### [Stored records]
## start

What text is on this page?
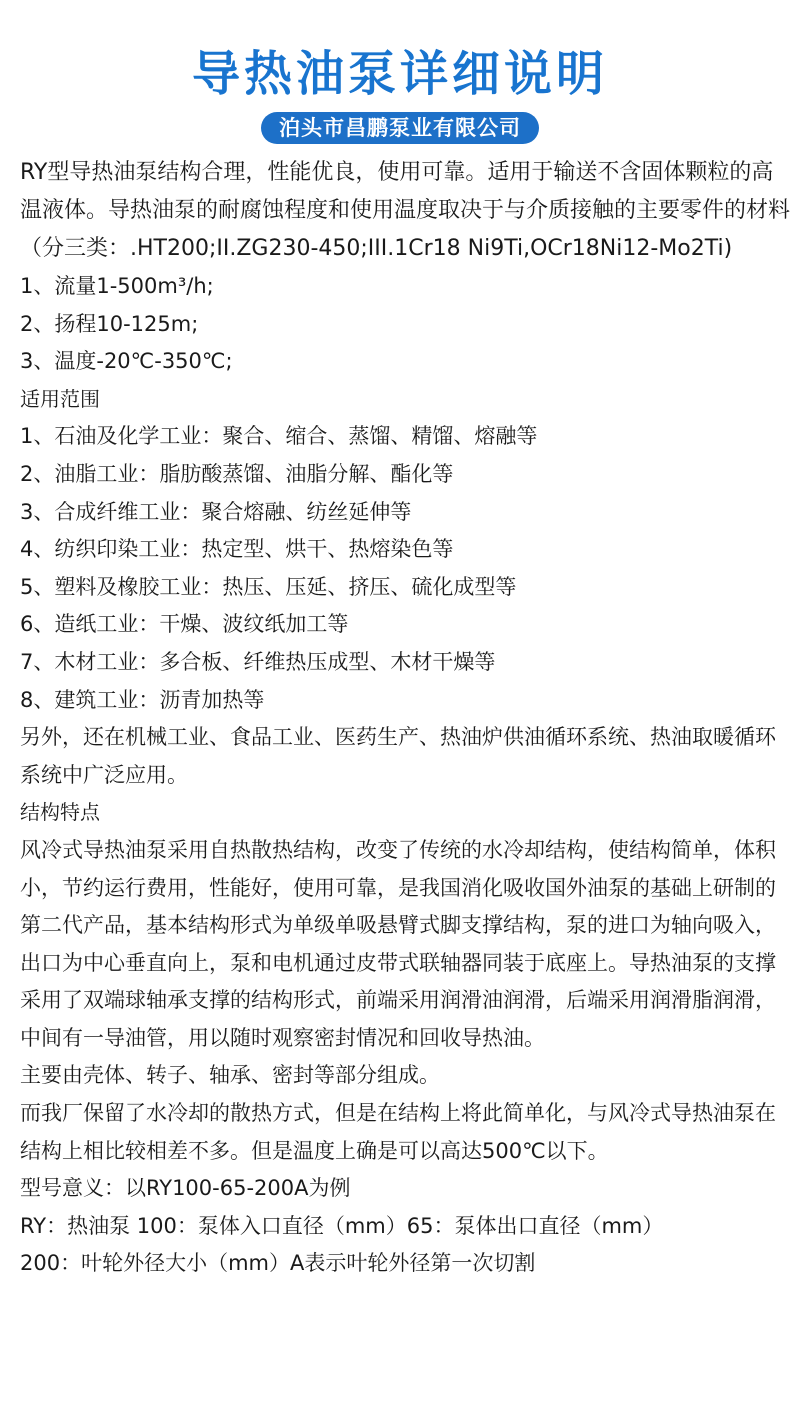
导热油泵详细说明
泊头市昌鹏泵业有限公司

RY型导热油泵结构合理，性能优良，使用可靠。适用于输送不含固体颗粒的高温液体。导热油泵的耐腐蚀程度和使用温度取决于与介质接触的主要零件的材料（分三类：.HT200;II.ZG230-450;III.1Cr18 Ni9Ti,OCr18Ni12-Mo2Ti)

1、流量1-500m³/h;

2、扬程10-125m;

3、温度-20℃-350℃;

适用范围

1、石油及化学工业：聚合、缩合、蒸馏、精馏、熔融等

2、油脂工业：脂肪酸蒸馏、油脂分解、酯化等

3、合成纤维工业：聚合熔融、纺丝延伸等

4、纺织印染工业：热定型、烘干、热熔染色等

5、塑料及橡胶工业：热压、压延、挤压、硫化成型等

6、造纸工业：干燥、波纹纸加工等

7、木材工业：多合板、纤维热压成型、木材干燥等

8、建筑工业：沥青加热等

另外，还在机械工业、食品工业、医药生产、热油炉供油循环系统、热油取暖循环系统中广泛应用。

结构特点

风冷式导热油泵采用自热散热结构，改变了传统的水冷却结构，使结构简单，体积小，节约运行费用，性能好，使用可靠，是我国消化吸收国外油泵的基础上研制的第二代产品，基本结构形式为单级单吸悬臂式脚支撑结构，泵的进口为轴向吸入，出口为中心垂直向上，泵和电机通过皮带式联轴器同装于底座上。导热油泵的支撑采用了双端球轴承支撑的结构形式，前端采用润滑油润滑，后端采用润滑脂润滑，中间有一导油管，用以随时观察密封情况和回收导热油。

主要由壳体、转子、轴承、密封等部分组成。

而我厂保留了水冷却的散热方式，但是在结构上将此简单化，与风冷式导热油泵在结构上相比较相差不多。但是温度上确是可以高达500℃以下。

型号意义：以RY100-65-200A为例

RY：热油泵 100：泵体入口直径（mm）65：泵体出口直径（mm）

200：叶轮外径大小（mm）A表示叶轮外径第一次切割
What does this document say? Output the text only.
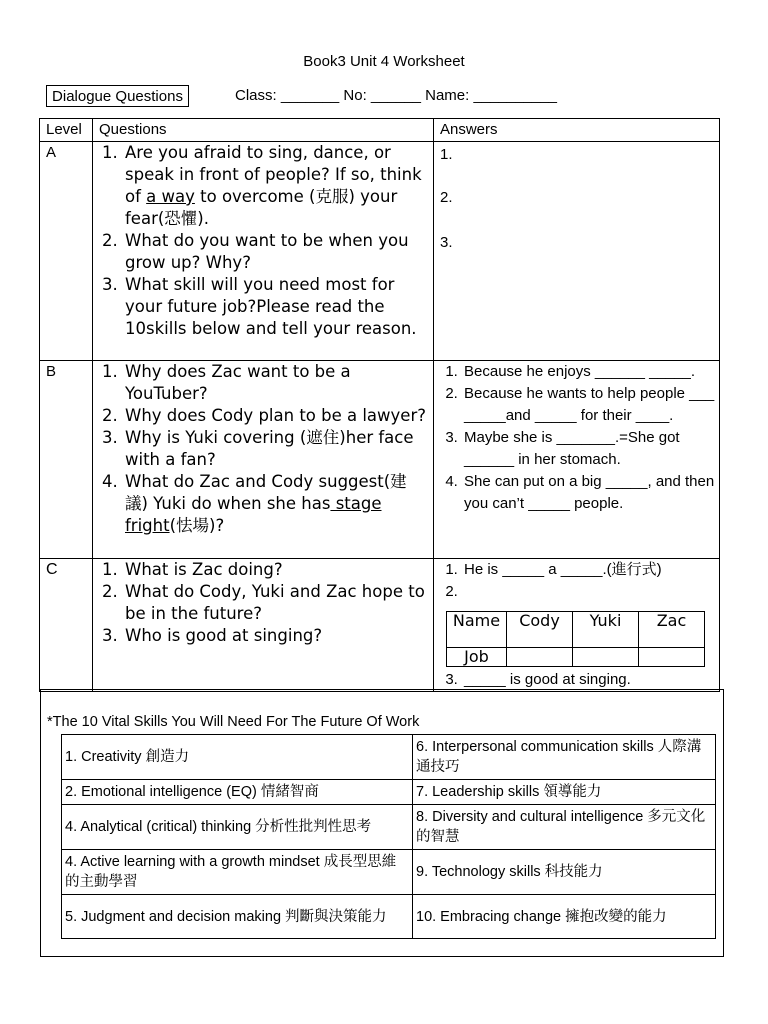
Book3 Unit 4 Worksheet
Dialogue Questions	Class: _______ No: ______ Name: __________
Level	Questions	Answers
A	
1.Are you afraid to sing, dance, or speak in front of people? If so, think of a way to overcome (克服) your fear(恐懼).
2. What do you want to be when you grow up? Why?
3. What skill will you need most for your future job?Please read the 10skills below and tell your reason.

1.
2.
3.

B	
1.Why does Zac want to be a YouTuber?
2. Why does Cody plan to be a lawyer?
3. Why is Yuki covering (遮住)her face with a fan?
4. What do Zac and Cody suggest(建議) Yuki do when she has stage fright(怯場)?

1. Because he enjoys ______ _____.
2. Because he wants to help people ___ _____and _____ for their ____.
3. Maybe she is _______.=She got ______ in her stomach.
4. She can put on a big _____, and then you can’t _____ people.

C	
1.What is Zac doing?
2. What do Cody, Yuki and Zac hope to be in the future?
3. Who is good at singing?

1. He is _____ a _____.(進行式)
2.
Name	Cody	Yuki	Zac
Job			
3. _____ is good at singing.
*The 10 Vital Skills You Will Need For The Future Of Work
1. Creativity 創造力	6. Interpersonal communication skills 人際溝通技巧
2. Emotional intelligence (EQ) 情緒智商	7. Leadership skills 領導能力
4. Analytical (critical) thinking 分析性批判性思考	8. Diversity and cultural intelligence 多元文化的智慧
4. Active learning with a growth mindset 成長型思維的主動學習	9. Technology skills 科技能力
5. Judgment and decision making 判斷與決策能力	10. Embracing change 擁抱改變的能力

## end

### [Work required]
Take the entries shown above and quote them verbatim, passing over the pictures.

### [Completed exercise]
What text is on this page?
导热油泵详细说明
泊头市昌鹏泵业有限公司

RY型导热油泵结构合理，性能优良，使用可靠。适用于输送不含固体颗粒的高温液体。导热油泵的耐腐蚀程度和使用温度取决于与介质接触的主要零件的材料（分三类：.HT200;II.ZG230-450;III.1Cr18 Ni9Ti,OCr18Ni12-Mo2Ti)

1、流量1-500m³/h;

2、扬程10-125m;

3、温度-20℃-350℃;

适用范围

1、石油及化学工业：聚合、缩合、蒸馏、精馏、熔融等

2、油脂工业：脂肪酸蒸馏、油脂分解、酯化等

3、合成纤维工业：聚合熔融、纺丝延伸等

4、纺织印染工业：热定型、烘干、热熔染色等

5、塑料及橡胶工业：热压、压延、挤压、硫化成型等

6、造纸工业：干燥、波纹纸加工等

7、木材工业：多合板、纤维热压成型、木材干燥等

8、建筑工业：沥青加热等

另外，还在机械工业、食品工业、医药生产、热油炉供油循环系统、热油取暖循环系统中广泛应用。

结构特点

风冷式导热油泵采用自热散热结构，改变了传统的水冷却结构，使结构简单，体积小，节约运行费用，性能好，使用可靠，是我国消化吸收国外油泵的基础上研制的第二代产品，基本结构形式为单级单吸悬臂式脚支撑结构，泵的进口为轴向吸入，出口为中心垂直向上，泵和电机通过皮带式联轴器同装于底座上。导热油泵的支撑采用了双端球轴承支撑的结构形式，前端采用润滑油润滑，后端采用润滑脂润滑，中间有一导油管，用以随时观察密封情况和回收导热油。

主要由壳体、转子、轴承、密封等部分组成。

而我厂保留了水冷却的散热方式，但是在结构上将此简单化，与风冷式导热油泵在结构上相比较相差不多。但是温度上确是可以高达500℃以下。

型号意义：以RY100-65-200A为例

RY：热油泵 100：泵体入口直径（mm）65：泵体出口直径（mm）

200：叶轮外径大小（mm）A表示叶轮外径第一次切割
What does this document say? Output the text only.
Book3 Unit 4 Worksheet
Dialogue Questions	Class: _______ No: ______ Name: __________
Level	Questions	Answers
A	
1.Are you afraid to sing, dance, or speak in front of people? If so, think of a way to overcome (克服) your fear(恐懼).
2. What do you want to be when you grow up? Why?
3. What skill will you need most for your future job?Please read the 10skills below and tell your reason.

1.
2.
3.

B	
1.Why does Zac want to be a YouTuber?
2. Why does Cody plan to be a lawyer?
3. Why is Yuki covering (遮住)her face with a fan?
4. What do Zac and Cody suggest(建議) Yuki do when she has stage fright(怯場)?

1. Because he enjoys ______ _____.
2. Because he wants to help people ___ _____and _____ for their ____.
3. Maybe she is _______.=She got ______ in her stomach.
4. She can put on a big _____, and then you can’t _____ people.

C	
1.What is Zac doing?
2. What do Cody, Yuki and Zac hope to be in the future?
3. Who is good at singing?

1. He is _____ a _____.(進行式)
2.
Name	Cody	Yuki	Zac
Job			
3. _____ is good at singing.
*The 10 Vital Skills You Will Need For The Future Of Work
1. Creativity 創造力	6. Interpersonal communication skills 人際溝通技巧
2. Emotional intelligence (EQ) 情緒智商	7. Leadership skills 領導能力
4. Analytical (critical) thinking 分析性批判性思考	8. Diversity and cultural intelligence 多元文化的智慧
4. Active learning with a growth mindset 成長型思維的主動學習	9. Technology skills 科技能力
5. Judgment and decision making 判斷與決策能力	10. Embracing change 擁抱改變的能力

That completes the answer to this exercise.